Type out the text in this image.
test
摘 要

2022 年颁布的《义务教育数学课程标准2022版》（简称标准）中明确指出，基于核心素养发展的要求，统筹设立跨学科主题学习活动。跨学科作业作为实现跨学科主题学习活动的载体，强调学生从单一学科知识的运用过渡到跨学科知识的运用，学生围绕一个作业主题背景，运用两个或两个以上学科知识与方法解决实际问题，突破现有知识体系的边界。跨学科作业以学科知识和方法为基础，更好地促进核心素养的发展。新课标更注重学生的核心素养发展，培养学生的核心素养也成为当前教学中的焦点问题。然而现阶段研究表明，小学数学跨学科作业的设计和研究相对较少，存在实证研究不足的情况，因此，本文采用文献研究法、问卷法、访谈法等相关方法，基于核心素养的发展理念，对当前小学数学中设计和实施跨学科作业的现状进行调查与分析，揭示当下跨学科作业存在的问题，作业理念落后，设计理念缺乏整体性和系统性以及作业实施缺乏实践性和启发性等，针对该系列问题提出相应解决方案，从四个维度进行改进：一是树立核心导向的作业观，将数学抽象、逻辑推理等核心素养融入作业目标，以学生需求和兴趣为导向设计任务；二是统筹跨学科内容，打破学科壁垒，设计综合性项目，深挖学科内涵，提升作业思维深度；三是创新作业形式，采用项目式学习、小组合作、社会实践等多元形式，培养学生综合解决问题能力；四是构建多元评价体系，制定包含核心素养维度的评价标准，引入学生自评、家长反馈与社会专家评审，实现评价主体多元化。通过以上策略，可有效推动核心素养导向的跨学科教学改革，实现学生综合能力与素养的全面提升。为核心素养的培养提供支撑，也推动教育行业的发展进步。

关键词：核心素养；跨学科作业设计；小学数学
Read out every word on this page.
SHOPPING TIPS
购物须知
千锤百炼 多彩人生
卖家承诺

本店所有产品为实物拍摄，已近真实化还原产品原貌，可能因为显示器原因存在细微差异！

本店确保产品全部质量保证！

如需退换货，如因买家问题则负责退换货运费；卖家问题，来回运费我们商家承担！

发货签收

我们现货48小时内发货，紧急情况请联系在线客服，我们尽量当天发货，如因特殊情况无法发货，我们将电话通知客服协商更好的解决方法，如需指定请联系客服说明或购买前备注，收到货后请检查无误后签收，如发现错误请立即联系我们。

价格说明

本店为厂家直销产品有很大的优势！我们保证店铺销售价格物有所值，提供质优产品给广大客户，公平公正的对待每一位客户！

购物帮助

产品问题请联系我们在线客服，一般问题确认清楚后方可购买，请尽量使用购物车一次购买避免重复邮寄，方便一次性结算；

┄┄┄┄┄┄

• _WHAT IS ASKED_
Send back each record exactly as it stands.

• _EXERCISE ANSWER_
Type out the text in this image.
test
摘 要

2022 年颁布的《义务教育数学课程标准2022版》（简称标准）中明确指出，基于核心素养发展的要求，统筹设立跨学科主题学习活动。跨学科作业作为实现跨学科主题学习活动的载体，强调学生从单一学科知识的运用过渡到跨学科知识的运用，学生围绕一个作业主题背景，运用两个或两个以上学科知识与方法解决实际问题，突破现有知识体系的边界。跨学科作业以学科知识和方法为基础，更好地促进核心素养的发展。新课标更注重学生的核心素养发展，培养学生的核心素养也成为当前教学中的焦点问题。然而现阶段研究表明，小学数学跨学科作业的设计和研究相对较少，存在实证研究不足的情况，因此，本文采用文献研究法、问卷法、访谈法等相关方法，基于核心素养的发展理念，对当前小学数学中设计和实施跨学科作业的现状进行调查与分析，揭示当下跨学科作业存在的问题，作业理念落后，设计理念缺乏整体性和系统性以及作业实施缺乏实践性和启发性等，针对该系列问题提出相应解决方案，从四个维度进行改进：一是树立核心导向的作业观，将数学抽象、逻辑推理等核心素养融入作业目标，以学生需求和兴趣为导向设计任务；二是统筹跨学科内容，打破学科壁垒，设计综合性项目，深挖学科内涵，提升作业思维深度；三是创新作业形式，采用项目式学习、小组合作、社会实践等多元形式，培养学生综合解决问题能力；四是构建多元评价体系，制定包含核心素养维度的评价标准，引入学生自评、家长反馈与社会专家评审，实现评价主体多元化。通过以上策略，可有效推动核心素养导向的跨学科教学改革，实现学生综合能力与素养的全面提升。为核心素养的培养提供支撑，也推动教育行业的发展进步。

关键词：核心素养；跨学科作业设计；小学数学
Read out every word on this page.
SHOPPING TIPS
购物须知
千锤百炼 多彩人生
卖家承诺

本店所有产品为实物拍摄，已近真实化还原产品原貌，可能因为显示器原因存在细微差异！

本店确保产品全部质量保证！

如需退换货，如因买家问题则负责退换货运费；卖家问题，来回运费我们商家承担！

发货签收

我们现货48小时内发货，紧急情况请联系在线客服，我们尽量当天发货，如因特殊情况无法发货，我们将电话通知客服协商更好的解决方法，如需指定请联系客服说明或购买前备注，收到货后请检查无误后签收，如发现错误请立即联系我们。

价格说明

本店为厂家直销产品有很大的优势！我们保证店铺销售价格物有所值，提供质优产品给广大客户，公平公正的对待每一位客户！

购物帮助

产品问题请联系我们在线客服，一般问题确认清楚后方可购买，请尽量使用购物车一次购买避免重复邮寄，方便一次性结算；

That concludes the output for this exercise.